= Stated task =
Please find all lines in the data that hold the string "geographical" and copy them.
################
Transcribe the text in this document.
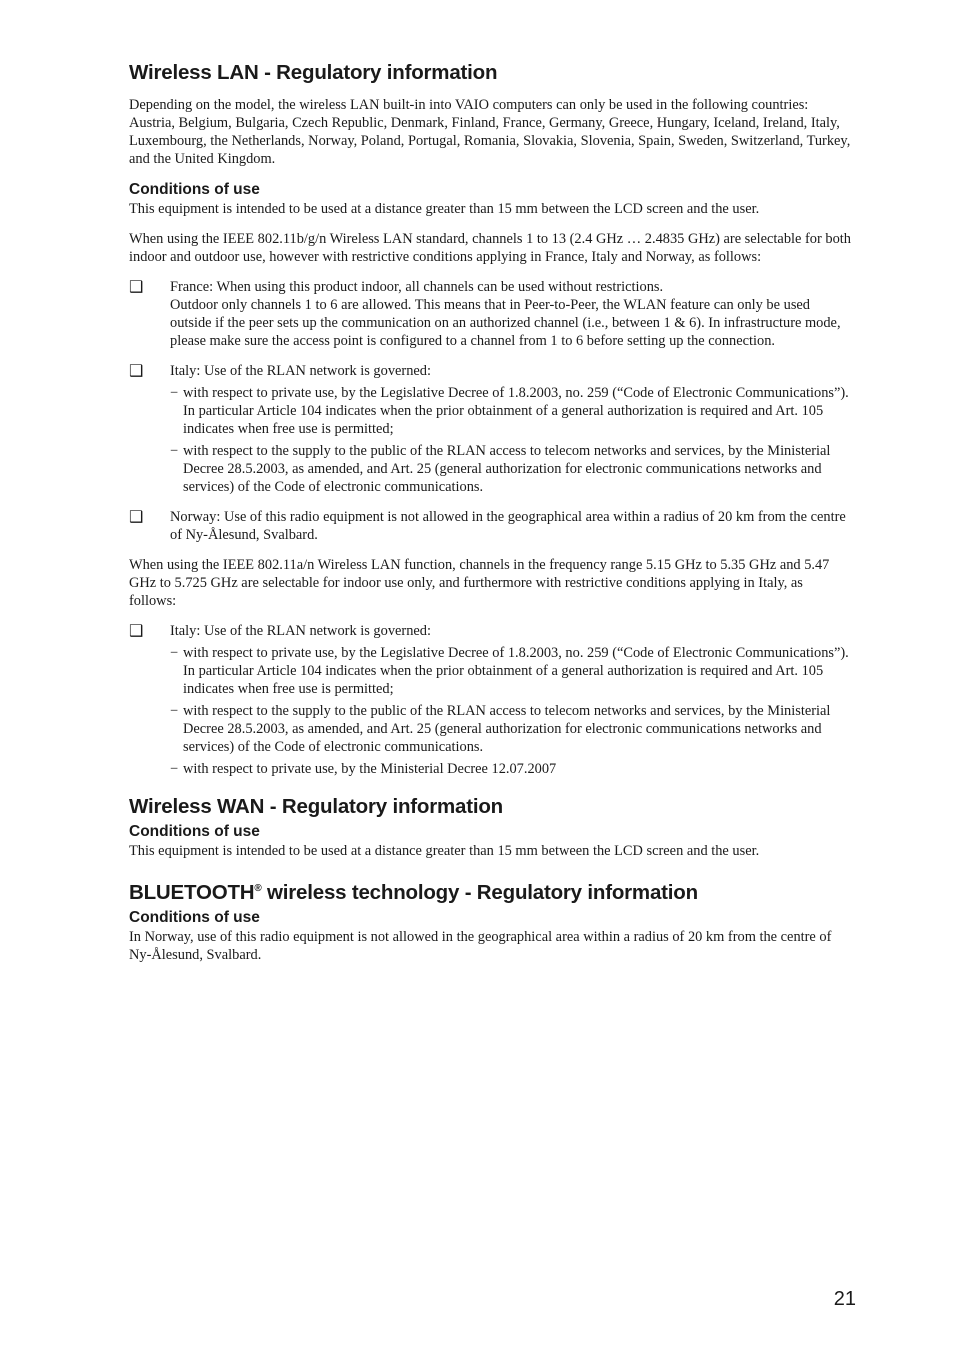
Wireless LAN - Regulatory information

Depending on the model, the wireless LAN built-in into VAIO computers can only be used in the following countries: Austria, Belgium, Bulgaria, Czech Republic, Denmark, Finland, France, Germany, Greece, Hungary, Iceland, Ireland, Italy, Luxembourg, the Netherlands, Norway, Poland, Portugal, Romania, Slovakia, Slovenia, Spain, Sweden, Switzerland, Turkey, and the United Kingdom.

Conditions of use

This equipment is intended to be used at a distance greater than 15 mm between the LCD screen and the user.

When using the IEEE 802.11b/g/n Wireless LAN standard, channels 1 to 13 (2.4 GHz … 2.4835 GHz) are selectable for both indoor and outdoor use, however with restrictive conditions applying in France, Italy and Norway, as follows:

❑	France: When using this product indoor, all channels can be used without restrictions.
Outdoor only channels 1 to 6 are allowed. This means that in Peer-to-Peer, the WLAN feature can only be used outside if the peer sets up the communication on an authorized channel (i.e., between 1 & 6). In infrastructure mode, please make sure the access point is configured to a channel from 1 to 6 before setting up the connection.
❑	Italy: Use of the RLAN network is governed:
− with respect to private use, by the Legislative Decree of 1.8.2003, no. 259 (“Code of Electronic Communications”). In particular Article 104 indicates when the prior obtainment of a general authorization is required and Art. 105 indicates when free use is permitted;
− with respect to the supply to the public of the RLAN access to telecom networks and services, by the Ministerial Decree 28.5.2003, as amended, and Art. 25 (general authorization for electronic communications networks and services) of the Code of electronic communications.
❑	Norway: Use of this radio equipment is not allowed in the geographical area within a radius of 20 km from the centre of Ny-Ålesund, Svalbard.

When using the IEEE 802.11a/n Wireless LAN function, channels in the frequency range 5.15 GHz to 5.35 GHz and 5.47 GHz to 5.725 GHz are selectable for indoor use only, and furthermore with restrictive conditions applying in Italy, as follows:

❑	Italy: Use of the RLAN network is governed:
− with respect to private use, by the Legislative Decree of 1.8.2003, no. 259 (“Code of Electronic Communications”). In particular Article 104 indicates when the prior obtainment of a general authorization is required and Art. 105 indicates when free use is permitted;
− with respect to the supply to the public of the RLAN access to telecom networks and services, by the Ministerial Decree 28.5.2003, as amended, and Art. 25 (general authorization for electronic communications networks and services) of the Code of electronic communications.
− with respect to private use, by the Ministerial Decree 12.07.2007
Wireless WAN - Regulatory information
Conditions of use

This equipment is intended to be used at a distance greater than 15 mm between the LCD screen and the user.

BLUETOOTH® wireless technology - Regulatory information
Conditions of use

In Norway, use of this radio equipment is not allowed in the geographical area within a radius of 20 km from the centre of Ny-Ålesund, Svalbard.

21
################
= Final result =
❑	Norway: Use of this radio equipment is not allowed in the geographical area within a radius of 20 km from the centre of Ny-Ålesund, Svalbard.
In Norway, use of this radio equipment is not allowed in the geographical area within a radius of 20 km from the centre of Ny-Ålesund, Svalbard.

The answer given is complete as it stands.